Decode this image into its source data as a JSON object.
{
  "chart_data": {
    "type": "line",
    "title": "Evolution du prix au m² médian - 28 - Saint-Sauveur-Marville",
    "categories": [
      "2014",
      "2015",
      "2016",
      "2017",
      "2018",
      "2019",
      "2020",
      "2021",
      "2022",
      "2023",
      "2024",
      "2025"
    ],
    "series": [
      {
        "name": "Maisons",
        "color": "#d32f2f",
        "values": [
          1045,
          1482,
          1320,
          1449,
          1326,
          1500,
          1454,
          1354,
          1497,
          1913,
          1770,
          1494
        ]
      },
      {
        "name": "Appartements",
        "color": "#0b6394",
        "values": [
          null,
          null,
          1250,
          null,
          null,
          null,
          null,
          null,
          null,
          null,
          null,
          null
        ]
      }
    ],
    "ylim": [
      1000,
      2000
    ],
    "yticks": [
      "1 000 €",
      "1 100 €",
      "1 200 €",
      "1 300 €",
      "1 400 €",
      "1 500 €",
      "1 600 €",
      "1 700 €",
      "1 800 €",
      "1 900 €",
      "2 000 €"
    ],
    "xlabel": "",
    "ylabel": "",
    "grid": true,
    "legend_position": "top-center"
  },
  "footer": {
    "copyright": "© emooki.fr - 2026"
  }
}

※

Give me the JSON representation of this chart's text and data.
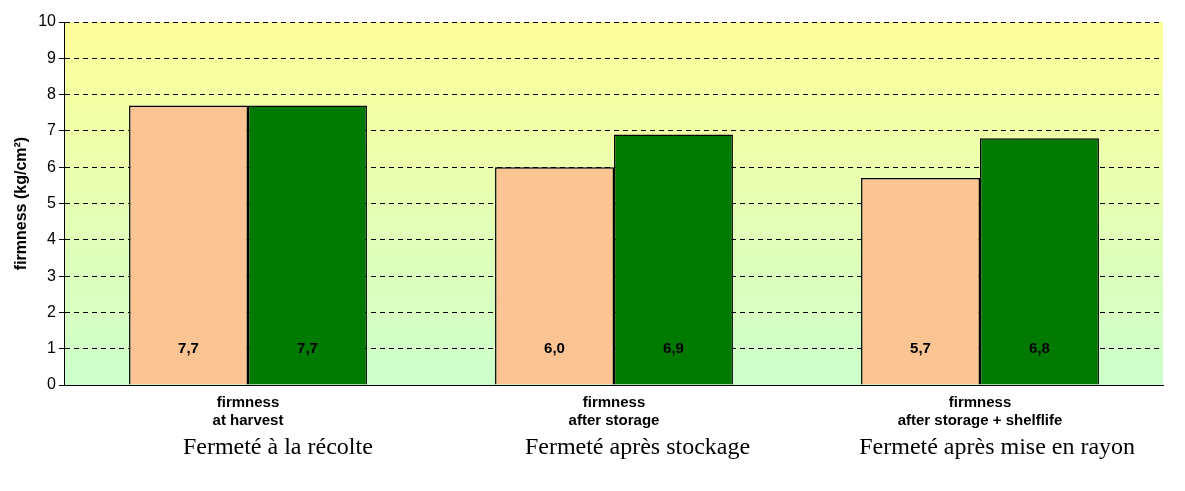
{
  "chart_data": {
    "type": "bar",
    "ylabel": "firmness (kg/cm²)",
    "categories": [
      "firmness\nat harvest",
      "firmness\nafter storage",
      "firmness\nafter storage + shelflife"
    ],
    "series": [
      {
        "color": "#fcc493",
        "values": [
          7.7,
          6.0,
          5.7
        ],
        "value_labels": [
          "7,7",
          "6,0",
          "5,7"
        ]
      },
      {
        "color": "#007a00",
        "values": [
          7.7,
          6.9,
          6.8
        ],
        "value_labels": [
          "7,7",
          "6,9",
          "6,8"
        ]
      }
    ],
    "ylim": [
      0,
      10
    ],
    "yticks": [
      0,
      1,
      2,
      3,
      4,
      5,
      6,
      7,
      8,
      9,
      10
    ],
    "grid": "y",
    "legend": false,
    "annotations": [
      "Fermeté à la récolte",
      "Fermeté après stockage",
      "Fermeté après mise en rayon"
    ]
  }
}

※

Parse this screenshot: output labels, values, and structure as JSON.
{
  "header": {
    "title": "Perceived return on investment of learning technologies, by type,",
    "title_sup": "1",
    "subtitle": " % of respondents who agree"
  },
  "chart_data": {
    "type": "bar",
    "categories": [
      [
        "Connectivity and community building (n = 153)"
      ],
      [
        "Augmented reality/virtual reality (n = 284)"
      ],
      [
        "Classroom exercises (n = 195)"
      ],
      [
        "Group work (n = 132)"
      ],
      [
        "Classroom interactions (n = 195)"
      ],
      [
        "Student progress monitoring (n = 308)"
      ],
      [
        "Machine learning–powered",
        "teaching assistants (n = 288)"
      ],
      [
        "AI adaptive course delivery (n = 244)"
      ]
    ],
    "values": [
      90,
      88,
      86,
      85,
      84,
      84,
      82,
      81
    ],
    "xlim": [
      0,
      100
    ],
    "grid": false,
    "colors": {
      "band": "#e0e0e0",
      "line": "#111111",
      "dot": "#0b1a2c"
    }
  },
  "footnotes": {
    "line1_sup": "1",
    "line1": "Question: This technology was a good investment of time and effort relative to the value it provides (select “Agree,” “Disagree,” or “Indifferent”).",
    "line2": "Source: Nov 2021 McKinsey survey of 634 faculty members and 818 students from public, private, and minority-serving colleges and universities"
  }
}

※

**What you will do:** Gather all lines of the records that include the word "learning".

**Result for this task:**
    "title": "Perceived return on investment of learning technologies, by type,",
        "Machine learning–powered",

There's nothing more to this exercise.